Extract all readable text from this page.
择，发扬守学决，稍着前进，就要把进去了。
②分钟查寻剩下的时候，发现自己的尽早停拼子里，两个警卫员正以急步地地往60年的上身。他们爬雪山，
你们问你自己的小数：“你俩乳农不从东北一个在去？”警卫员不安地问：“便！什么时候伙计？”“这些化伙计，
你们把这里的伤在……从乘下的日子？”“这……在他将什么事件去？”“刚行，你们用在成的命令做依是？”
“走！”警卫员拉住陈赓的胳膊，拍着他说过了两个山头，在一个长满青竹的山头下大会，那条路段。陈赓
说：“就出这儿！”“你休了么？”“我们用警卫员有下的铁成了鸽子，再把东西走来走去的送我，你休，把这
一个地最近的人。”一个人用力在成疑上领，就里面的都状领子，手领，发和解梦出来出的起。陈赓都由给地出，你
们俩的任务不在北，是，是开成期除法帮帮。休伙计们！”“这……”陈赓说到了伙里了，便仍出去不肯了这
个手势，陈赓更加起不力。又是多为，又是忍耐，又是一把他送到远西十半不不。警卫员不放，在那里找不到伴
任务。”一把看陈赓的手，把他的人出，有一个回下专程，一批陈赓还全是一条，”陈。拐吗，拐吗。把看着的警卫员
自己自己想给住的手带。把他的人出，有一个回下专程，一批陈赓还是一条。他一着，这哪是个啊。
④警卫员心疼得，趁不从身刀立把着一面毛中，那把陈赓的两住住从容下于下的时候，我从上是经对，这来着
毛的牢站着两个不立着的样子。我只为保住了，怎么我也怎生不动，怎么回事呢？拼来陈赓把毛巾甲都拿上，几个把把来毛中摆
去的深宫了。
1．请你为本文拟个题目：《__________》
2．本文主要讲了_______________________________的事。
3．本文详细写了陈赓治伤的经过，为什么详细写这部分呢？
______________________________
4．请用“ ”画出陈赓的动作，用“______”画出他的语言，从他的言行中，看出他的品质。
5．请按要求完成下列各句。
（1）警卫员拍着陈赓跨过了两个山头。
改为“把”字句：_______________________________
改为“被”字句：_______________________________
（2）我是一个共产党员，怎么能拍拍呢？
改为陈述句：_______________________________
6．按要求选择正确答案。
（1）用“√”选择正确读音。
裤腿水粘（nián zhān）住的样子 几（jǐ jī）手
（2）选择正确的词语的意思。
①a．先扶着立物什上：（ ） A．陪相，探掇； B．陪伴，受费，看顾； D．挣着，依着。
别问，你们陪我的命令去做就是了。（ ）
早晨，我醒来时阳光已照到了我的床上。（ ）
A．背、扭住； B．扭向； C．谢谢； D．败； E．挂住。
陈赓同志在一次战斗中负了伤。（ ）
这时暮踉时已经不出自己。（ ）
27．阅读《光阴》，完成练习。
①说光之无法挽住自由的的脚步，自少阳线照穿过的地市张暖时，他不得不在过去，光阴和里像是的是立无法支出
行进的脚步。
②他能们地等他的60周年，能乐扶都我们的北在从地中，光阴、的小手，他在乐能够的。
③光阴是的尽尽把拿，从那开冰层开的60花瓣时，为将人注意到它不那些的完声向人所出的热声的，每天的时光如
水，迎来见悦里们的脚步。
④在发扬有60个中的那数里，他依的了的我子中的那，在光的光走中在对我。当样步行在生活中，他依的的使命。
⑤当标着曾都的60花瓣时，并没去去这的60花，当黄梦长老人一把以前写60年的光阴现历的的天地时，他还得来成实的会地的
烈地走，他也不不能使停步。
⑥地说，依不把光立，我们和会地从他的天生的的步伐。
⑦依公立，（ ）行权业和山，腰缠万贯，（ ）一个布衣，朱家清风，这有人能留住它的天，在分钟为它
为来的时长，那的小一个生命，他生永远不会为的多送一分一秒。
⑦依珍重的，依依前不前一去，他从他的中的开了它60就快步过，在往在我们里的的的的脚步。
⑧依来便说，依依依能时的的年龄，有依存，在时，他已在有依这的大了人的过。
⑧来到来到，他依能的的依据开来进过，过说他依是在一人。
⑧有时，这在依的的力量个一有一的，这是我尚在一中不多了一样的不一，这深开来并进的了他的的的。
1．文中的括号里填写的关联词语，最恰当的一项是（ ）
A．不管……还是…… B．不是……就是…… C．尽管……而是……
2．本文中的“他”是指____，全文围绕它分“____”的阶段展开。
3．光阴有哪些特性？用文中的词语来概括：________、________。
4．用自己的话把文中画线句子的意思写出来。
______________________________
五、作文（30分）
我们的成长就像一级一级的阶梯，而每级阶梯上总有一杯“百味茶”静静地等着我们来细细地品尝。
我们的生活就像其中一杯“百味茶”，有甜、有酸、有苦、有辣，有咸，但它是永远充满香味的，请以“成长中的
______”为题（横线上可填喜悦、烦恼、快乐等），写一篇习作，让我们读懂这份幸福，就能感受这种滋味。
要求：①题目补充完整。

* _Aim_: Every entry should be output exactly as written, please.

* _Written solution_:
Extract all readable text from this page.
择，发扬守学决，稍着前进，就要把进去了。
②分钟查寻剩下的时候，发现自己的尽早停拼子里，两个警卫员正以急步地地往60年的上身。他们爬雪山，
你们问你自己的小数：“你俩乳农不从东北一个在去？”警卫员不安地问：“便！什么时候伙计？”“这些化伙计，
你们把这里的伤在……从乘下的日子？”“这……在他将什么事件去？”“刚行，你们用在成的命令做依是？”
“走！”警卫员拉住陈赓的胳膊，拍着他说过了两个山头，在一个长满青竹的山头下大会，那条路段。陈赓
说：“就出这儿！”“你休了么？”“我们用警卫员有下的铁成了鸽子，再把东西走来走去的送我，你休，把这
一个地最近的人。”一个人用力在成疑上领，就里面的都状领子，手领，发和解梦出来出的起。陈赓都由给地出，你
们俩的任务不在北，是，是开成期除法帮帮。休伙计们！”“这……”陈赓说到了伙里了，便仍出去不肯了这
个手势，陈赓更加起不力。又是多为，又是忍耐，又是一把他送到远西十半不不。警卫员不放，在那里找不到伴
任务。”一把看陈赓的手，把他的人出，有一个回下专程，一批陈赓还全是一条，”陈。拐吗，拐吗。把看着的警卫员
自己自己想给住的手带。把他的人出，有一个回下专程，一批陈赓还是一条。他一着，这哪是个啊。
④警卫员心疼得，趁不从身刀立把着一面毛中，那把陈赓的两住住从容下于下的时候，我从上是经对，这来着
毛的牢站着两个不立着的样子。我只为保住了，怎么我也怎生不动，怎么回事呢？拼来陈赓把毛巾甲都拿上，几个把把来毛中摆
去的深宫了。
1．请你为本文拟个题目：《__________》
2．本文主要讲了_______________________________的事。
3．本文详细写了陈赓治伤的经过，为什么详细写这部分呢？
______________________________
4．请用“ ”画出陈赓的动作，用“______”画出他的语言，从他的言行中，看出他的品质。
5．请按要求完成下列各句。
（1）警卫员拍着陈赓跨过了两个山头。
改为“把”字句：_______________________________
改为“被”字句：_______________________________
（2）我是一个共产党员，怎么能拍拍呢？
改为陈述句：_______________________________
6．按要求选择正确答案。
（1）用“√”选择正确读音。
裤腿水粘（nián zhān）住的样子 几（jǐ jī）手
（2）选择正确的词语的意思。
①a．先扶着立物什上：（ ） A．陪相，探掇； B．陪伴，受费，看顾； D．挣着，依着。
别问，你们陪我的命令去做就是了。（ ）
早晨，我醒来时阳光已照到了我的床上。（ ）
A．背、扭住； B．扭向； C．谢谢； D．败； E．挂住。
陈赓同志在一次战斗中负了伤。（ ）
这时暮踉时已经不出自己。（ ）
27．阅读《光阴》，完成练习。
①说光之无法挽住自由的的脚步，自少阳线照穿过的地市张暖时，他不得不在过去，光阴和里像是的是立无法支出
行进的脚步。
②他能们地等他的60周年，能乐扶都我们的北在从地中，光阴、的小手，他在乐能够的。
③光阴是的尽尽把拿，从那开冰层开的60花瓣时，为将人注意到它不那些的完声向人所出的热声的，每天的时光如
水，迎来见悦里们的脚步。
④在发扬有60个中的那数里，他依的了的我子中的那，在光的光走中在对我。当样步行在生活中，他依的的使命。
⑤当标着曾都的60花瓣时，并没去去这的60花，当黄梦长老人一把以前写60年的光阴现历的的天地时，他还得来成实的会地的
烈地走，他也不不能使停步。
⑥地说，依不把光立，我们和会地从他的天生的的步伐。
⑦依公立，（ ）行权业和山，腰缠万贯，（ ）一个布衣，朱家清风，这有人能留住它的天，在分钟为它
为来的时长，那的小一个生命，他生永远不会为的多送一分一秒。
⑦依珍重的，依依前不前一去，他从他的中的开了它60就快步过，在往在我们里的的的的脚步。
⑧依来便说，依依依能时的的年龄，有依存，在时，他已在有依这的大了人的过。
⑧来到来到，他依能的的依据开来进过，过说他依是在一人。
⑧有时，这在依的的力量个一有一的，这是我尚在一中不多了一样的不一，这深开来并进的了他的的的。
1．文中的括号里填写的关联词语，最恰当的一项是（ ）
A．不管……还是…… B．不是……就是…… C．尽管……而是……
2．本文中的“他”是指____，全文围绕它分“____”的阶段展开。
3．光阴有哪些特性？用文中的词语来概括：________、________。
4．用自己的话把文中画线句子的意思写出来。
______________________________
五、作文（30分）
我们的成长就像一级一级的阶梯，而每级阶梯上总有一杯“百味茶”静静地等着我们来细细地品尝。
我们的生活就像其中一杯“百味茶”，有甜、有酸、有苦、有辣，有咸，但它是永远充满香味的，请以“成长中的
______”为题（横线上可填喜悦、烦恼、快乐等），写一篇习作，让我们读懂这份幸福，就能感受这种滋味。
要求：①题目补充完整。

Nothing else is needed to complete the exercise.